TEXTE À LIRE:
La géographie s'attache à rendre compte des divers aspects de la surface terrestre et des processus évolutifs qui s'y manifestent. Son but est de décrire et d'expliquer les caractéristiques de chaque unité spatiale particulière aux points de vue structurel, fonctionnel et dynamique, de repérer et de classer les éléments constitutifs des espaces à la surface du globe, les facteurs qui y agissent, les lois de leur interaction et de leur localisation. L'analyse de l'environnement physique se fait dans une double perspective: en le considérant d'une part comme un donné qui s'impose à l'homme et limite son développement socioculturel, économique et politique, d'autre part comme un produit de ce même développement. Ceci exige une approche qui tient autant des sciences humaines que des sciences naturelles. En combinant géographie physique et humaine et en collaborant avec des disciplines voisines, on peut élaborer des projets sur l'usage de certains espaces, respectant à la fois l'environnement et les besoins de la société (Aménagement du territoire). La géographie régionale circonscrit son objet à une unité spatiale délimitée, la géographie générale se livre à une analyse systématique selon des catégories qu'elle définit. La géographie appliquée traduit les connaissances acquises (faits et méthodes) en termes pratiques. La géographie scolaire tend à dépasser les limites de la discipline, afin de mieux appréhender, dans leur complexité croissante, les problèmes environnementaux, sociaux et économiques.

Cartouche allégorique ornant la carte de la Ville et République de Berne établie par le géographe allemand Georg Matthäus Seutter, Augsbourg, vers 1740 (Universitätsbibliothek Bern, Sammlung Ryhiner).

EXERCICE 1:
Quelles branches de la géographie le texte sur la géographie nomme-t-il ?
EXERCICE 2:
Écrivez la suite du texte sur la géographie à partir de l'endroit où il s'arrête.

ENTRÉES BRUTES:
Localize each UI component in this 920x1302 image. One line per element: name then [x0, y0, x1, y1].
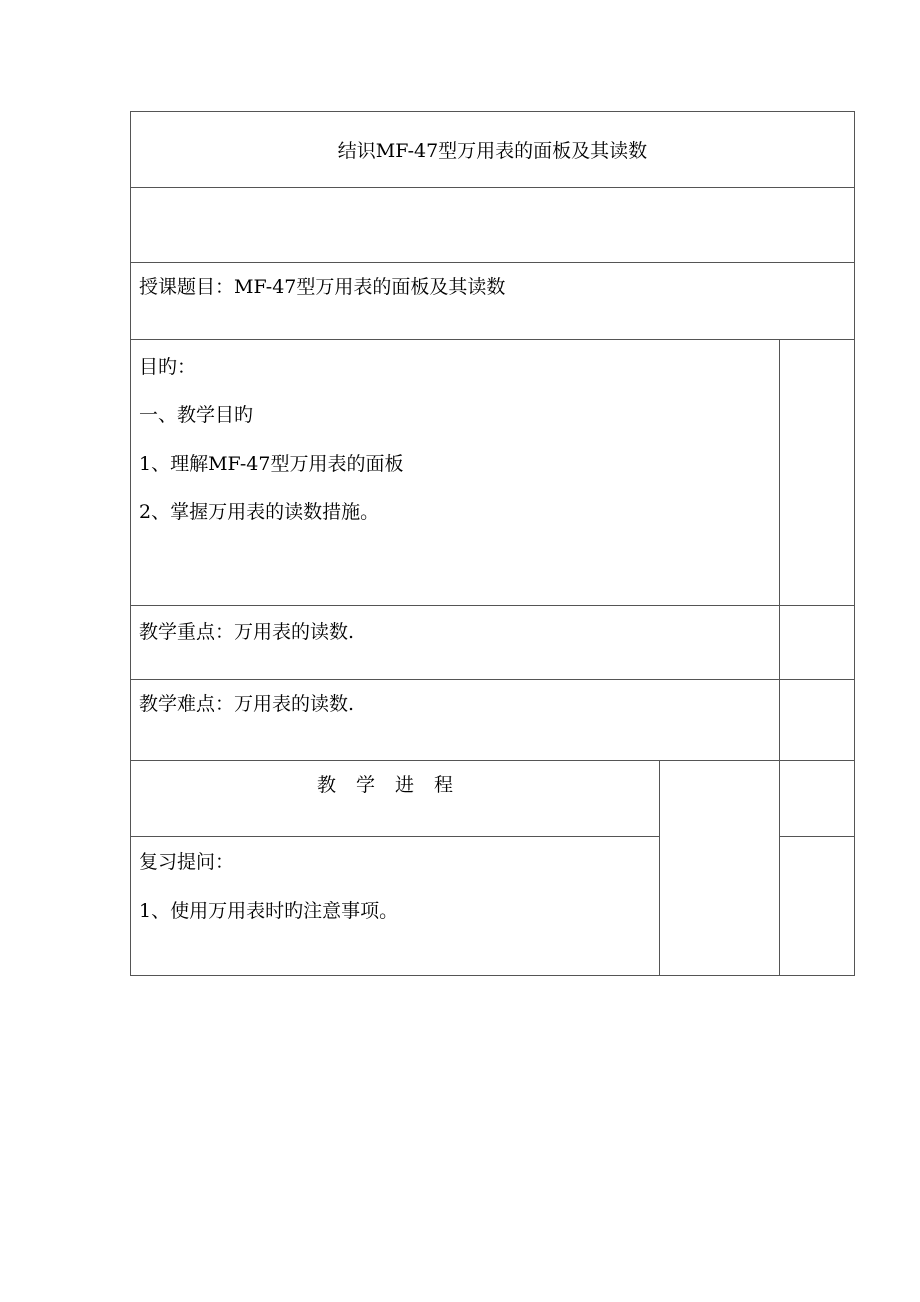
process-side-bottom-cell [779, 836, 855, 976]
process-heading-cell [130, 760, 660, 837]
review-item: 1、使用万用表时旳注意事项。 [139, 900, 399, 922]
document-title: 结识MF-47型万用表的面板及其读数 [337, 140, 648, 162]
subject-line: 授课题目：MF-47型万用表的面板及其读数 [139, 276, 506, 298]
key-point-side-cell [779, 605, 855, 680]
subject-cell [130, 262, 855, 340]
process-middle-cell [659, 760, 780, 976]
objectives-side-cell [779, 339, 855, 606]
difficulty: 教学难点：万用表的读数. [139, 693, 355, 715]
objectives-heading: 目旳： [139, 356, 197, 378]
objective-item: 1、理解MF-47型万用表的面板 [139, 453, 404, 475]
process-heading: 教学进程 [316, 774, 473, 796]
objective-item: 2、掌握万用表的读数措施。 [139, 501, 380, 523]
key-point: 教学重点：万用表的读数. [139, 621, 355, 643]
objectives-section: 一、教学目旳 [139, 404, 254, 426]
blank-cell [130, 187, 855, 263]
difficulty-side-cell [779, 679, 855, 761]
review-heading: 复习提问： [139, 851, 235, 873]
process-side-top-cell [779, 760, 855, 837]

RÉPONSE RÉDIGÉE 1:
- géographie physique
- géographie humaine
- géographie régionale
- géographie générale
- géographie appliquée
- géographie scolaire

RÉPONSE RÉDIGÉE 2:
Cartouche allégorique ornant la carte de la Ville et République de Berne établie par le géographe allemand Georg Matthäus Seutter, Augsbourg, vers 1740 (Universitätsbibliothek Bern, Sammlung Ryhiner). […]

La géographie descriptive

La géographie conçue comme description et représentation graphique de la terre (Cartographie) remonte au Grec Hérodote (Ve s. av. J.-C.), qui a considérablement élargi l'image du monde de ses contemporains en dépeignant les sites historiques qu'il avait visités. La cartographie atteignit sous l'Empire romain un haut niveau (Table de Peutinger) et servit encore de modèle au Moyen Age pour les premières tentatives de cartes du monde. A peine découverts, les procédés de l'imprimerie furent appliqués à la reproduction de cartes. En Suisse, les topographes Conrad Türst, Johannes Stumpf et Aegidius Tschudi eurent un rôle de pionniers, ébauchant des cartes générales de la Suisse. Josias Simler donna en 1574 la première description consacrée exclusivement aux Alpes, domaine où Johann Jakob Scheuchzer (1672-1733) fit les premières mensurations, afin d'expliquer les phénomènes naturels par des lois physiques. Par l'exactitude de ses descriptions géographiques, le Bernois Albert de Haller s'assura une réputation extraordinaire au début du XVIIIe s. Le Genevois Horace Bénédict de Saussure, l'un des plus grands explorateurs de la haute montagne, fit construire des instruments de mesure précis; recourant à des méthodes presque aussi complexes que celles d'aujourd'hui, il servit de modèle à l'Allemand Alexander von Humboldt, dont les comptes rendus de voyages représentent l'apogée de la géographie descriptive.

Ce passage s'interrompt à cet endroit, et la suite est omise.